__Required task__. Copy each line with the word "name" in it.

__Data provided__.

* * * * * * *

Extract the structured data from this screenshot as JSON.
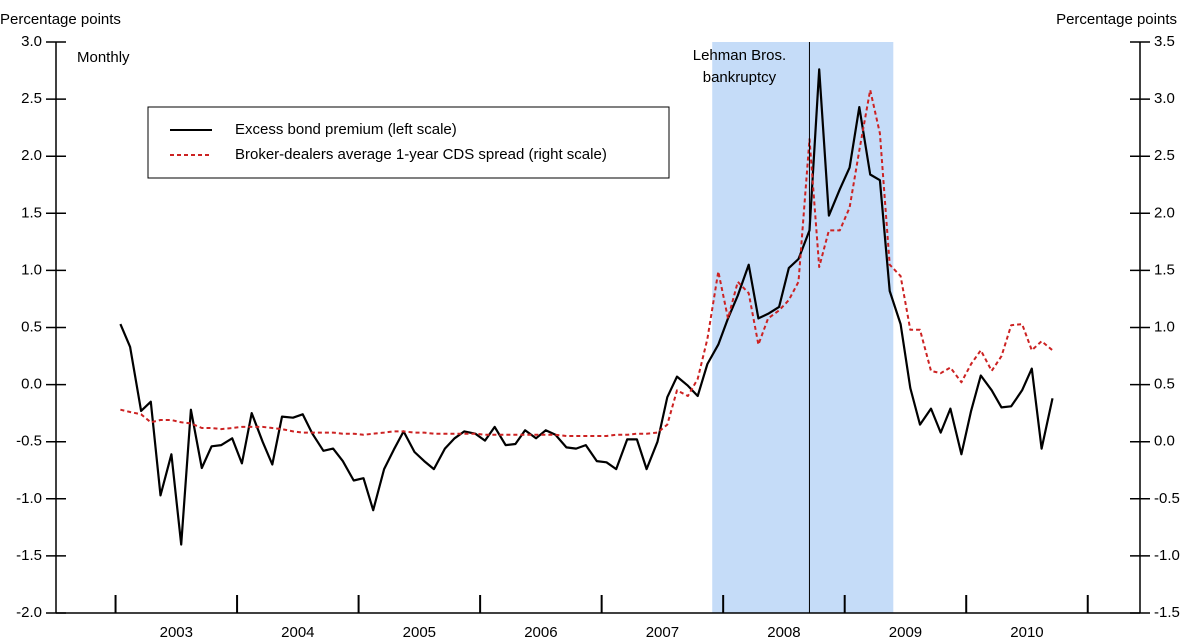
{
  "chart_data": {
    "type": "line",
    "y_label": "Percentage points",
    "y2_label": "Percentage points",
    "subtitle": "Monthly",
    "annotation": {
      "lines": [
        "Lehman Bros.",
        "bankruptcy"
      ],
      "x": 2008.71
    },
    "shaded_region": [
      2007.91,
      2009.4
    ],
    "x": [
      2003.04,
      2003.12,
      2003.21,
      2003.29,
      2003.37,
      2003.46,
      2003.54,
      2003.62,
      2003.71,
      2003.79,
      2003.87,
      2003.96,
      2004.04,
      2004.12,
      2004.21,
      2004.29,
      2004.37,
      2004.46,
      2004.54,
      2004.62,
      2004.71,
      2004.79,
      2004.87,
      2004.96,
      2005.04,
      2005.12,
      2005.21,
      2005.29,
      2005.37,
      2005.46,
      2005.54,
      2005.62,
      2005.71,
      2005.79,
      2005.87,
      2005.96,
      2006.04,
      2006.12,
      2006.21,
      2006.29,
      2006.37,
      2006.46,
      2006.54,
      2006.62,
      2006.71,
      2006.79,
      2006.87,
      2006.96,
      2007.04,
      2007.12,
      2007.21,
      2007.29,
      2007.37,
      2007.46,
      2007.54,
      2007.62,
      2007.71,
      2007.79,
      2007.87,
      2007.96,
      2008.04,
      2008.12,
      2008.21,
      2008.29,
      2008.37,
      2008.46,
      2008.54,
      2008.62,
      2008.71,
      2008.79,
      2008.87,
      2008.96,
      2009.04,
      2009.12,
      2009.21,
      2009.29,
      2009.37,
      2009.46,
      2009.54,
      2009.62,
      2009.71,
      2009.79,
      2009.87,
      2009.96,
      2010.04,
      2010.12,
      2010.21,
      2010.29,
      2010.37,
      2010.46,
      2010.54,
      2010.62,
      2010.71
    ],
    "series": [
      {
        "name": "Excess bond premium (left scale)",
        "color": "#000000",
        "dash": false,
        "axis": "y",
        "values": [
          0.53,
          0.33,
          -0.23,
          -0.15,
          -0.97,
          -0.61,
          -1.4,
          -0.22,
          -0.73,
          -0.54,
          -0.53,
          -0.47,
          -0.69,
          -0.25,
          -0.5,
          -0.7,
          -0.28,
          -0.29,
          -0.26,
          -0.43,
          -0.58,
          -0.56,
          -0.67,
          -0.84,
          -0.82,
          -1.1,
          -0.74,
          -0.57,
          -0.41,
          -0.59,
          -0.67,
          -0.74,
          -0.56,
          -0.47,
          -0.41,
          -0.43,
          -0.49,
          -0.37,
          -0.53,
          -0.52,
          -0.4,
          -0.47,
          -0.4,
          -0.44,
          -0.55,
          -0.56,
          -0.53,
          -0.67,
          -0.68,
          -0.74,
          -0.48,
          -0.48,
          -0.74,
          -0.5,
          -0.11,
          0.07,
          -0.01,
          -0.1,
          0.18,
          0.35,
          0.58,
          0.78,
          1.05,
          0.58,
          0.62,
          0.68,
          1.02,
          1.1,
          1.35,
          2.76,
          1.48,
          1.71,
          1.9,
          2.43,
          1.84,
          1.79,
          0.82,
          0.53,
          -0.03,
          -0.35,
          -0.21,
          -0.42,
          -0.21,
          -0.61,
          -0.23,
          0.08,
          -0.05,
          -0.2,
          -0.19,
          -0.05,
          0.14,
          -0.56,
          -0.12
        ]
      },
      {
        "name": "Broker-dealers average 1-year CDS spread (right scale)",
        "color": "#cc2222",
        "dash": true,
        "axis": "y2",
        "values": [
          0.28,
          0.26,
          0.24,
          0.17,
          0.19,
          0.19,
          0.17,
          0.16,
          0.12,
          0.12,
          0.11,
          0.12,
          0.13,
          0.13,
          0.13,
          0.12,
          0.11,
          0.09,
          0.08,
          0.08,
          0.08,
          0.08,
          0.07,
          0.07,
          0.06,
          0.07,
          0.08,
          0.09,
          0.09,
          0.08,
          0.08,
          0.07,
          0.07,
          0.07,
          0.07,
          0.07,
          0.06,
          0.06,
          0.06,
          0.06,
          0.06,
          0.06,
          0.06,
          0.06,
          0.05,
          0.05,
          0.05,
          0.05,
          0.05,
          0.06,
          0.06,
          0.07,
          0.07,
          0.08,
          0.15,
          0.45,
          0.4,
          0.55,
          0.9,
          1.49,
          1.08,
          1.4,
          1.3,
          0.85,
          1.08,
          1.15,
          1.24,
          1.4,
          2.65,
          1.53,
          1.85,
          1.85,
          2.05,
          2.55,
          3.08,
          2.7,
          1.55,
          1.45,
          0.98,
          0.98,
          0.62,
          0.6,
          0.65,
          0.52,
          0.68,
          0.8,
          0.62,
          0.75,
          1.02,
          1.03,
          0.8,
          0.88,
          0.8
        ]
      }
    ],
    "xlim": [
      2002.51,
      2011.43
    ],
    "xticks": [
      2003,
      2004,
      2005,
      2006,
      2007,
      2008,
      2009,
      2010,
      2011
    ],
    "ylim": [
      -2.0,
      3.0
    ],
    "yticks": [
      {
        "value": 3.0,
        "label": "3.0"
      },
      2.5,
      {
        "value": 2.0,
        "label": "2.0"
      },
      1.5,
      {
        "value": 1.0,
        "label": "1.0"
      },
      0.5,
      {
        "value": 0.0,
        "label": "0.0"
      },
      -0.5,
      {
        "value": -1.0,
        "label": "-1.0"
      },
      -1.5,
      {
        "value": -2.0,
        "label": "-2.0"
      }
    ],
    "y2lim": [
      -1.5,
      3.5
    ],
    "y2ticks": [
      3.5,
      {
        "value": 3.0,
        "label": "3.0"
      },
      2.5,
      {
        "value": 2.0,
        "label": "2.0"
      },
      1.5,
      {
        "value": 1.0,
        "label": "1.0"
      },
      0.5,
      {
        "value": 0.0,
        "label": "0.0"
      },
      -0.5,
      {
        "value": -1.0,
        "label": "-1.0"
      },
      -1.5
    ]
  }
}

* * * * * * *

__Result for this task__.
        "name": "Excess bond premium (left scale)",
        "name": "Broker-dealers average 1-year CDS spread (right scale)",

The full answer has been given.